## Problem details
Among the records below, find each line that includes the string "Twitch" and copy it.

## Records supplied
* Start *

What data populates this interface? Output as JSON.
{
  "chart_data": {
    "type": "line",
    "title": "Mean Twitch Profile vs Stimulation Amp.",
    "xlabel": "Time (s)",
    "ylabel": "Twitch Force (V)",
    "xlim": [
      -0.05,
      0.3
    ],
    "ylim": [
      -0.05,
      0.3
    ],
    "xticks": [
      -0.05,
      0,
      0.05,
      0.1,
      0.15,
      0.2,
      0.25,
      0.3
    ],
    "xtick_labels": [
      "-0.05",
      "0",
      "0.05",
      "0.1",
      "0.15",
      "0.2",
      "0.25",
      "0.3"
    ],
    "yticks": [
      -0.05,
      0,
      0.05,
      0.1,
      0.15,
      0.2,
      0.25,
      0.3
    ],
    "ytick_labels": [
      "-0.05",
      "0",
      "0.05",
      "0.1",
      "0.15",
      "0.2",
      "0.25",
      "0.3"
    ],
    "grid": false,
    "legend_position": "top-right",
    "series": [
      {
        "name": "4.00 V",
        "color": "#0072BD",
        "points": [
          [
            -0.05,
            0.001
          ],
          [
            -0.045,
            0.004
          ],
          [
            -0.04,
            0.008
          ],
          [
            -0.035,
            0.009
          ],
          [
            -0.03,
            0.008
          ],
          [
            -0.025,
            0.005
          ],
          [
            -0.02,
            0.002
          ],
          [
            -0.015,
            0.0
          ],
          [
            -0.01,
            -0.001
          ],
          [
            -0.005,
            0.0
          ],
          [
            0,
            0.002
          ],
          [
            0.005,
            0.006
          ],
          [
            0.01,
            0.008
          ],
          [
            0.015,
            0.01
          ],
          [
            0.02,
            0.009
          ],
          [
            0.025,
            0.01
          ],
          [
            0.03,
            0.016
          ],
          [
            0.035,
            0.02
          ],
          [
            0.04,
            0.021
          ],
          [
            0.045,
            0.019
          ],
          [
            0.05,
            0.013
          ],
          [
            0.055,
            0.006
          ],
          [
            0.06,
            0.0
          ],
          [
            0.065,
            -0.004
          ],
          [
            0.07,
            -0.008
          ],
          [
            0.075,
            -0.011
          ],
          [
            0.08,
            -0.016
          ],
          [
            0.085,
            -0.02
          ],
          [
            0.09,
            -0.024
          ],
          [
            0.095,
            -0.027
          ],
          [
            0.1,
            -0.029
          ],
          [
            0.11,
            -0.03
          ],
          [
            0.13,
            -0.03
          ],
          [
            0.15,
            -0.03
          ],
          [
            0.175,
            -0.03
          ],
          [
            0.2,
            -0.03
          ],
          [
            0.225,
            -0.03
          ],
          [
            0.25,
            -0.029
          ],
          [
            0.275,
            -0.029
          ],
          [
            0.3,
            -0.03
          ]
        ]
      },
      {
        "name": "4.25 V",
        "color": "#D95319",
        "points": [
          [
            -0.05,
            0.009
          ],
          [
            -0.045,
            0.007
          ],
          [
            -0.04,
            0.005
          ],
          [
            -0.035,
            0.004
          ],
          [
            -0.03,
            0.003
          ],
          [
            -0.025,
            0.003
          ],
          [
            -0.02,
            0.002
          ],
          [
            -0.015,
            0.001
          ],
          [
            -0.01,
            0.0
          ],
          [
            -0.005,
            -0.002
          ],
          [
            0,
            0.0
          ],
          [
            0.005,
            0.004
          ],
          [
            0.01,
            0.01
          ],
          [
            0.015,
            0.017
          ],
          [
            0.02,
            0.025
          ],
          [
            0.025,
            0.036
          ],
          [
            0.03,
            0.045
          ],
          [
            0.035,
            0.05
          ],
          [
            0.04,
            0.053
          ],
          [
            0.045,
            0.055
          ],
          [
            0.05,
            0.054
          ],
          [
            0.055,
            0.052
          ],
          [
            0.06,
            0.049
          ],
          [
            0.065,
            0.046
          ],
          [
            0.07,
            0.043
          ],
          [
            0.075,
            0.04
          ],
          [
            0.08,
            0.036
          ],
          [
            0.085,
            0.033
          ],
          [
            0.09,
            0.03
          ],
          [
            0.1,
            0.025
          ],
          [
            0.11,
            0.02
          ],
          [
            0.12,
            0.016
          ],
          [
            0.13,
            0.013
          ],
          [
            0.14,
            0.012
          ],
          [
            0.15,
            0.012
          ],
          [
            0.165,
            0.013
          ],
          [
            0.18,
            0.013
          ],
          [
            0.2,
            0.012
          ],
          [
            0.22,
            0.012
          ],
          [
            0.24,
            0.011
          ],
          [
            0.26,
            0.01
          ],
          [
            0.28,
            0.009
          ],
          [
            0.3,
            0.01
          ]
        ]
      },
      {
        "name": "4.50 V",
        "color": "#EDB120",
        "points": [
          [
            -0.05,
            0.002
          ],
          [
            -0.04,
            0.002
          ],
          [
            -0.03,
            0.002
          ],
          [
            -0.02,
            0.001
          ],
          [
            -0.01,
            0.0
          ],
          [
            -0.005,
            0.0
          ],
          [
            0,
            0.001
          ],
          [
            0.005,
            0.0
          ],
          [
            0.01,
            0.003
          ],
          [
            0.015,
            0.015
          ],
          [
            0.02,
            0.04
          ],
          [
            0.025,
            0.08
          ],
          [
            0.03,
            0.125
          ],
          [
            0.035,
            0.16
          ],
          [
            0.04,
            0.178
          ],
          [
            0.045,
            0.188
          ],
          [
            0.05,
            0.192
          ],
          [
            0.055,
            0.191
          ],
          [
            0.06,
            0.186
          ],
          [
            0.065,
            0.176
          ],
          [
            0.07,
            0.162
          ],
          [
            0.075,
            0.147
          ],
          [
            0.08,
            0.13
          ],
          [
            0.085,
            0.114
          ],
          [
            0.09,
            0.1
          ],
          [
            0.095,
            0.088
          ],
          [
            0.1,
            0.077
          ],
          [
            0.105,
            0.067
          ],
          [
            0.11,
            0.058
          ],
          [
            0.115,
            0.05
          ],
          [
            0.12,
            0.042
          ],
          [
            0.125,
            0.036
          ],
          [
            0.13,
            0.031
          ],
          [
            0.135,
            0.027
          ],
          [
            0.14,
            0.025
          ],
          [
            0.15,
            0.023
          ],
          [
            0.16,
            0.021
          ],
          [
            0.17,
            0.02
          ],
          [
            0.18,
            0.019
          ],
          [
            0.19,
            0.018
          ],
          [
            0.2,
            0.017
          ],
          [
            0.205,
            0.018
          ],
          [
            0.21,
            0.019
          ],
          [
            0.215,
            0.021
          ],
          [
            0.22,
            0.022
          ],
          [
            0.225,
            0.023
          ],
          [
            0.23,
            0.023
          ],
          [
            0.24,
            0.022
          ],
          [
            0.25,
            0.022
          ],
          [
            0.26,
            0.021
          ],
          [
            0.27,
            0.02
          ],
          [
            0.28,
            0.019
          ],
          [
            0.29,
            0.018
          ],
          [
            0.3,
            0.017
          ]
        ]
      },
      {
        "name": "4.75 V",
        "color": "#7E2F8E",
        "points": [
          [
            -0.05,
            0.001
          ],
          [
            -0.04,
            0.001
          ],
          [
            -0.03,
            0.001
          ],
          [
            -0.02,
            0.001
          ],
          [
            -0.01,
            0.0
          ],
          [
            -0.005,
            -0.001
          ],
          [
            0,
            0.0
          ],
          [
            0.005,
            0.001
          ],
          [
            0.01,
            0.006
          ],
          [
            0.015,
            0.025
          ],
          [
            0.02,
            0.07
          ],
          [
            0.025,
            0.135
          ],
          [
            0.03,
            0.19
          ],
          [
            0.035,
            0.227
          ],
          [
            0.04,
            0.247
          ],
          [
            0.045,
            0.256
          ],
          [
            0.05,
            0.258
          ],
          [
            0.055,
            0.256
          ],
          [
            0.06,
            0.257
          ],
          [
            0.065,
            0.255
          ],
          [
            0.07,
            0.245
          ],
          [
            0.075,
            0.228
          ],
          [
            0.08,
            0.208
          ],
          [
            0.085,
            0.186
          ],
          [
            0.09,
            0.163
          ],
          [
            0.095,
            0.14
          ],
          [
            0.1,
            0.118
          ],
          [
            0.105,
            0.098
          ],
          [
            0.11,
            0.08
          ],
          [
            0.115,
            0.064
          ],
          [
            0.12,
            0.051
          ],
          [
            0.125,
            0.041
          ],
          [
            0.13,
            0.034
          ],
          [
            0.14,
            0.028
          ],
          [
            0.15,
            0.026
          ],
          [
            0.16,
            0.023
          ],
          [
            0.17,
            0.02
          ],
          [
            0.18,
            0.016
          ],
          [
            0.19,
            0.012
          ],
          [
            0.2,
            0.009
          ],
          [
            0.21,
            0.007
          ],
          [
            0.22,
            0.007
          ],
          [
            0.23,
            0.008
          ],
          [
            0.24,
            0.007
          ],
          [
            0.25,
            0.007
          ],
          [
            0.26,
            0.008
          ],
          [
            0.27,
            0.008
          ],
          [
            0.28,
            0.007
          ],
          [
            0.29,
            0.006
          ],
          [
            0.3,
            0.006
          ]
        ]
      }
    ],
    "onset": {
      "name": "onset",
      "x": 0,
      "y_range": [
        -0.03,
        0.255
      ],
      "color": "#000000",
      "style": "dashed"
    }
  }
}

* End *

## Written answer
    "title": "Mean Twitch Profile vs Stimulation Amp.",
    "ylabel": "Twitch Force (V)",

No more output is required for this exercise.